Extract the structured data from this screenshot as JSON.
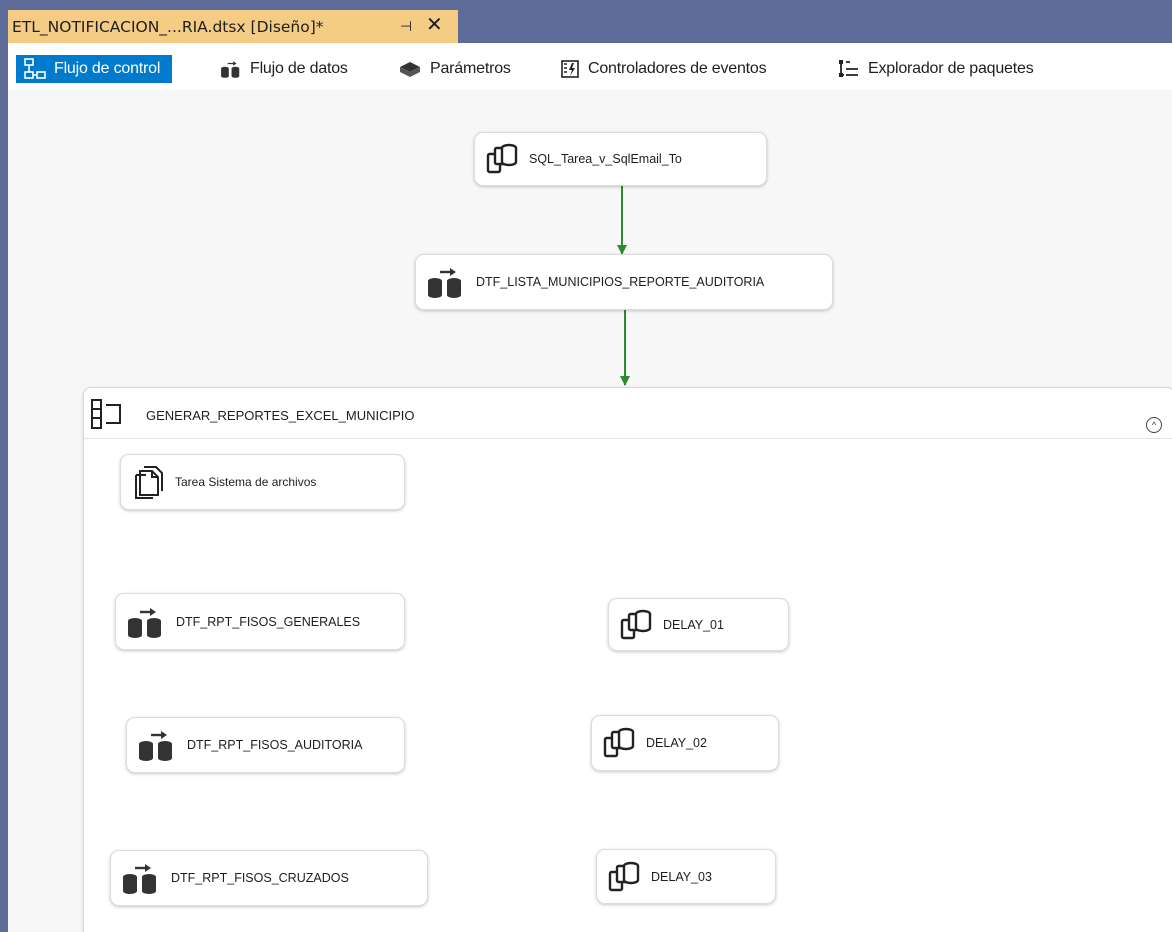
{
  "document_tab": {
    "title": "ETL_NOTIFICACION_...RIA.dtsx [Diseño]*",
    "pin_glyph": "⊣",
    "close_glyph": "✕"
  },
  "designer_tabs": [
    {
      "label": "Flujo de control",
      "icon": "control-flow-icon",
      "active": true
    },
    {
      "label": "Flujo de datos",
      "icon": "data-flow-icon",
      "active": false
    },
    {
      "label": "Parámetros",
      "icon": "parameters-icon",
      "active": false
    },
    {
      "label": "Controladores de eventos",
      "icon": "event-handlers-icon",
      "active": false
    },
    {
      "label": "Explorador de paquetes",
      "icon": "package-explorer-icon",
      "active": false
    }
  ],
  "tasks": {
    "sql_task": {
      "label": "SQL_Tarea_v_SqlEmail_To",
      "icon": "sql-task-icon"
    },
    "dtf_lista": {
      "label": "DTF_LISTA_MUNICIPIOS_REPORTE_AUDITORIA",
      "icon": "data-flow-task-icon"
    }
  },
  "container": {
    "title": "GENERAR_REPORTES_EXCEL_MUNICIPIO",
    "collapse_glyph": "^",
    "tasks": {
      "file_system": {
        "label": "Tarea Sistema de archivos",
        "icon": "file-system-task-icon"
      },
      "dtf_generales": {
        "label": "DTF_RPT_FISOS_GENERALES",
        "icon": "data-flow-task-icon"
      },
      "delay_01": {
        "label": "DELAY_01",
        "icon": "sql-task-icon"
      },
      "dtf_auditoria": {
        "label": "DTF_RPT_FISOS_AUDITORIA",
        "icon": "data-flow-task-icon"
      },
      "delay_02": {
        "label": "DELAY_02",
        "icon": "sql-task-icon"
      },
      "dtf_cruzados": {
        "label": "DTF_RPT_FISOS_CRUZADOS",
        "icon": "data-flow-task-icon"
      },
      "delay_03": {
        "label": "DELAY_03",
        "icon": "sql-task-icon"
      }
    }
  },
  "colors": {
    "tab_strip": "#5d6b99",
    "active_document_tab": "#f5cc84",
    "active_designer_tab": "#007acc",
    "precedence_constraint": "#2f8a2f",
    "canvas": "#f7f7f7"
  }
}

▶ [INSTRUCTION] Retype the whole listing exactly and leave the pictures out.

▶ [RESULT OF THE TASK]
Extract the structured data from this screenshot as JSON.
{
  "document_tab": {
    "title": "ETL_NOTIFICACION_...RIA.dtsx [Diseño]*",
    "pin_glyph": "⊣",
    "close_glyph": "✕"
  },
  "designer_tabs": [
    {
      "label": "Flujo de control",
      "icon": "control-flow-icon",
      "active": true
    },
    {
      "label": "Flujo de datos",
      "icon": "data-flow-icon",
      "active": false
    },
    {
      "label": "Parámetros",
      "icon": "parameters-icon",
      "active": false
    },
    {
      "label": "Controladores de eventos",
      "icon": "event-handlers-icon",
      "active": false
    },
    {
      "label": "Explorador de paquetes",
      "icon": "package-explorer-icon",
      "active": false
    }
  ],
  "tasks": {
    "sql_task": {
      "label": "SQL_Tarea_v_SqlEmail_To",
      "icon": "sql-task-icon"
    },
    "dtf_lista": {
      "label": "DTF_LISTA_MUNICIPIOS_REPORTE_AUDITORIA",
      "icon": "data-flow-task-icon"
    }
  },
  "container": {
    "title": "GENERAR_REPORTES_EXCEL_MUNICIPIO",
    "collapse_glyph": "^",
    "tasks": {
      "file_system": {
        "label": "Tarea Sistema de archivos",
        "icon": "file-system-task-icon"
      },
      "dtf_generales": {
        "label": "DTF_RPT_FISOS_GENERALES",
        "icon": "data-flow-task-icon"
      },
      "delay_01": {
        "label": "DELAY_01",
        "icon": "sql-task-icon"
      },
      "dtf_auditoria": {
        "label": "DTF_RPT_FISOS_AUDITORIA",
        "icon": "data-flow-task-icon"
      },
      "delay_02": {
        "label": "DELAY_02",
        "icon": "sql-task-icon"
      },
      "dtf_cruzados": {
        "label": "DTF_RPT_FISOS_CRUZADOS",
        "icon": "data-flow-task-icon"
      },
      "delay_03": {
        "label": "DELAY_03",
        "icon": "sql-task-icon"
      }
    }
  },
  "colors": {
    "tab_strip": "#5d6b99",
    "active_document_tab": "#f5cc84",
    "active_designer_tab": "#007acc",
    "precedence_constraint": "#2f8a2f",
    "canvas": "#f7f7f7"
  }
}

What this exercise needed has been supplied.